[Directions]
Restate the data below word for word. Skip any images it contains.

[Provided records]

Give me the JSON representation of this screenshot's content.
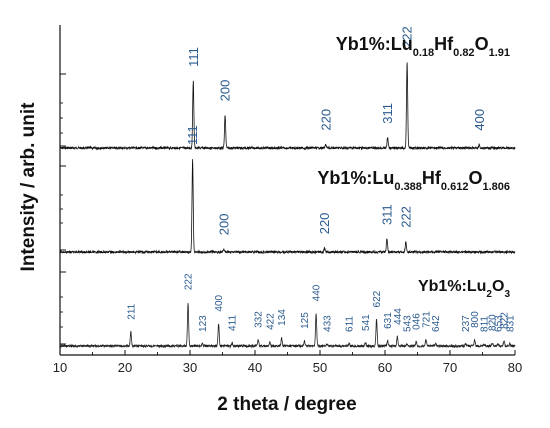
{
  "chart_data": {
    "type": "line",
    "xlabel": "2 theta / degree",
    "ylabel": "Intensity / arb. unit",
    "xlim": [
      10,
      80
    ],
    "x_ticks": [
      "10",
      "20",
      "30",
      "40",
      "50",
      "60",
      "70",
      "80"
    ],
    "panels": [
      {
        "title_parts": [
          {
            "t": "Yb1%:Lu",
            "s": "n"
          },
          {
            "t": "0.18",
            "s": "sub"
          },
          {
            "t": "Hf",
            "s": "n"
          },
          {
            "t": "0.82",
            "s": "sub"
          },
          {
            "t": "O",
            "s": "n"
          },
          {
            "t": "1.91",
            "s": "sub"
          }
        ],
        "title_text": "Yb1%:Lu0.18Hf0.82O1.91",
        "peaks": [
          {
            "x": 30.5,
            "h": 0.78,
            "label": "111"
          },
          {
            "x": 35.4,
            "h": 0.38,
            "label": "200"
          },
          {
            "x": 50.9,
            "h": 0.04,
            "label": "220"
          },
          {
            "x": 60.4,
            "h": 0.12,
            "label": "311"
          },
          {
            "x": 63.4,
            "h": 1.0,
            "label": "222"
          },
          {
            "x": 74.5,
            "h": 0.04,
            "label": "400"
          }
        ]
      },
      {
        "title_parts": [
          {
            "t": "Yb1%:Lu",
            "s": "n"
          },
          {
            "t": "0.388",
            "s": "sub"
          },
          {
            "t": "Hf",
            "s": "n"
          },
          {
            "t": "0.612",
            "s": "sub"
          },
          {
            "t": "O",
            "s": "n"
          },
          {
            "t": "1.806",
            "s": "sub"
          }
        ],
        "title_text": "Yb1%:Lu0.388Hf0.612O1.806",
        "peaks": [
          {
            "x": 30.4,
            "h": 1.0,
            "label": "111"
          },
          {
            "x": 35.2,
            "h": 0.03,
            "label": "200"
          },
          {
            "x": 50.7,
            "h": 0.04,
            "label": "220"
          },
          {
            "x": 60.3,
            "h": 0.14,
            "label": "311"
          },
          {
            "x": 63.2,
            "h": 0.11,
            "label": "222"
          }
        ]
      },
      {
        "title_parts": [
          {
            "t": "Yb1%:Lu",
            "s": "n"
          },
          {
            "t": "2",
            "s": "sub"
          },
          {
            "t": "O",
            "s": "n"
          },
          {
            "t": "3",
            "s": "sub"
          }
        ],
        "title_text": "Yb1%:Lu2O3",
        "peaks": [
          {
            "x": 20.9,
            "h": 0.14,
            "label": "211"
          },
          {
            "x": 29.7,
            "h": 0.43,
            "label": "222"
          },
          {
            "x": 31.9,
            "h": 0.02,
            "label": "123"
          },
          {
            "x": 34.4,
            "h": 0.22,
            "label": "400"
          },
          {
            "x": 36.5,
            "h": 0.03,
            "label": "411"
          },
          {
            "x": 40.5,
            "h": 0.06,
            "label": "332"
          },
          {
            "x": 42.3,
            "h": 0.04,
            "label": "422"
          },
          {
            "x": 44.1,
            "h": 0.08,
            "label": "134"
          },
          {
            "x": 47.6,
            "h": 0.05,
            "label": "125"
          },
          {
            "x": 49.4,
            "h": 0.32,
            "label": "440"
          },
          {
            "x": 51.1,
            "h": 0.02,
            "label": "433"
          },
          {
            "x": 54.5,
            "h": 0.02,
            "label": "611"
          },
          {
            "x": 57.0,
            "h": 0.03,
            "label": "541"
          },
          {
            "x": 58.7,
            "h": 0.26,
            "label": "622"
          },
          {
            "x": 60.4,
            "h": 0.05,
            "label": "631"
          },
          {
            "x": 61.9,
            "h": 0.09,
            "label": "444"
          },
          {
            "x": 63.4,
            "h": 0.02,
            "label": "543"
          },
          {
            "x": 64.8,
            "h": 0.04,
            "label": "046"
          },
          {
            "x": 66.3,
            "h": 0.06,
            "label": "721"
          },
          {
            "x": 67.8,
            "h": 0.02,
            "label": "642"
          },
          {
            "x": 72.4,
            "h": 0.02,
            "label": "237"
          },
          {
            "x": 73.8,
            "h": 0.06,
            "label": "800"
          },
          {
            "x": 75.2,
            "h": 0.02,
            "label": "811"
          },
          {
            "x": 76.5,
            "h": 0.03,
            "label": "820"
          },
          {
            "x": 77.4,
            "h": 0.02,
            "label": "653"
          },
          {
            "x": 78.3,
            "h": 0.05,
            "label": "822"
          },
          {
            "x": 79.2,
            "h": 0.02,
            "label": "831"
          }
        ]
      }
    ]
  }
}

[Final result]
Give me the JSON representation of this screenshot's content.
{
  "chart_data": {
    "type": "line",
    "xlabel": "2 theta / degree",
    "ylabel": "Intensity / arb. unit",
    "xlim": [
      10,
      80
    ],
    "x_ticks": [
      "10",
      "20",
      "30",
      "40",
      "50",
      "60",
      "70",
      "80"
    ],
    "panels": [
      {
        "title_parts": [
          {
            "t": "Yb1%:Lu",
            "s": "n"
          },
          {
            "t": "0.18",
            "s": "sub"
          },
          {
            "t": "Hf",
            "s": "n"
          },
          {
            "t": "0.82",
            "s": "sub"
          },
          {
            "t": "O",
            "s": "n"
          },
          {
            "t": "1.91",
            "s": "sub"
          }
        ],
        "title_text": "Yb1%:Lu0.18Hf0.82O1.91",
        "peaks": [
          {
            "x": 30.5,
            "h": 0.78,
            "label": "111"
          },
          {
            "x": 35.4,
            "h": 0.38,
            "label": "200"
          },
          {
            "x": 50.9,
            "h": 0.04,
            "label": "220"
          },
          {
            "x": 60.4,
            "h": 0.12,
            "label": "311"
          },
          {
            "x": 63.4,
            "h": 1.0,
            "label": "222"
          },
          {
            "x": 74.5,
            "h": 0.04,
            "label": "400"
          }
        ]
      },
      {
        "title_parts": [
          {
            "t": "Yb1%:Lu",
            "s": "n"
          },
          {
            "t": "0.388",
            "s": "sub"
          },
          {
            "t": "Hf",
            "s": "n"
          },
          {
            "t": "0.612",
            "s": "sub"
          },
          {
            "t": "O",
            "s": "n"
          },
          {
            "t": "1.806",
            "s": "sub"
          }
        ],
        "title_text": "Yb1%:Lu0.388Hf0.612O1.806",
        "peaks": [
          {
            "x": 30.4,
            "h": 1.0,
            "label": "111"
          },
          {
            "x": 35.2,
            "h": 0.03,
            "label": "200"
          },
          {
            "x": 50.7,
            "h": 0.04,
            "label": "220"
          },
          {
            "x": 60.3,
            "h": 0.14,
            "label": "311"
          },
          {
            "x": 63.2,
            "h": 0.11,
            "label": "222"
          }
        ]
      },
      {
        "title_parts": [
          {
            "t": "Yb1%:Lu",
            "s": "n"
          },
          {
            "t": "2",
            "s": "sub"
          },
          {
            "t": "O",
            "s": "n"
          },
          {
            "t": "3",
            "s": "sub"
          }
        ],
        "title_text": "Yb1%:Lu2O3",
        "peaks": [
          {
            "x": 20.9,
            "h": 0.14,
            "label": "211"
          },
          {
            "x": 29.7,
            "h": 0.43,
            "label": "222"
          },
          {
            "x": 31.9,
            "h": 0.02,
            "label": "123"
          },
          {
            "x": 34.4,
            "h": 0.22,
            "label": "400"
          },
          {
            "x": 36.5,
            "h": 0.03,
            "label": "411"
          },
          {
            "x": 40.5,
            "h": 0.06,
            "label": "332"
          },
          {
            "x": 42.3,
            "h": 0.04,
            "label": "422"
          },
          {
            "x": 44.1,
            "h": 0.08,
            "label": "134"
          },
          {
            "x": 47.6,
            "h": 0.05,
            "label": "125"
          },
          {
            "x": 49.4,
            "h": 0.32,
            "label": "440"
          },
          {
            "x": 51.1,
            "h": 0.02,
            "label": "433"
          },
          {
            "x": 54.5,
            "h": 0.02,
            "label": "611"
          },
          {
            "x": 57.0,
            "h": 0.03,
            "label": "541"
          },
          {
            "x": 58.7,
            "h": 0.26,
            "label": "622"
          },
          {
            "x": 60.4,
            "h": 0.05,
            "label": "631"
          },
          {
            "x": 61.9,
            "h": 0.09,
            "label": "444"
          },
          {
            "x": 63.4,
            "h": 0.02,
            "label": "543"
          },
          {
            "x": 64.8,
            "h": 0.04,
            "label": "046"
          },
          {
            "x": 66.3,
            "h": 0.06,
            "label": "721"
          },
          {
            "x": 67.8,
            "h": 0.02,
            "label": "642"
          },
          {
            "x": 72.4,
            "h": 0.02,
            "label": "237"
          },
          {
            "x": 73.8,
            "h": 0.06,
            "label": "800"
          },
          {
            "x": 75.2,
            "h": 0.02,
            "label": "811"
          },
          {
            "x": 76.5,
            "h": 0.03,
            "label": "820"
          },
          {
            "x": 77.4,
            "h": 0.02,
            "label": "653"
          },
          {
            "x": 78.3,
            "h": 0.05,
            "label": "822"
          },
          {
            "x": 79.2,
            "h": 0.02,
            "label": "831"
          }
        ]
      }
    ]
  }
}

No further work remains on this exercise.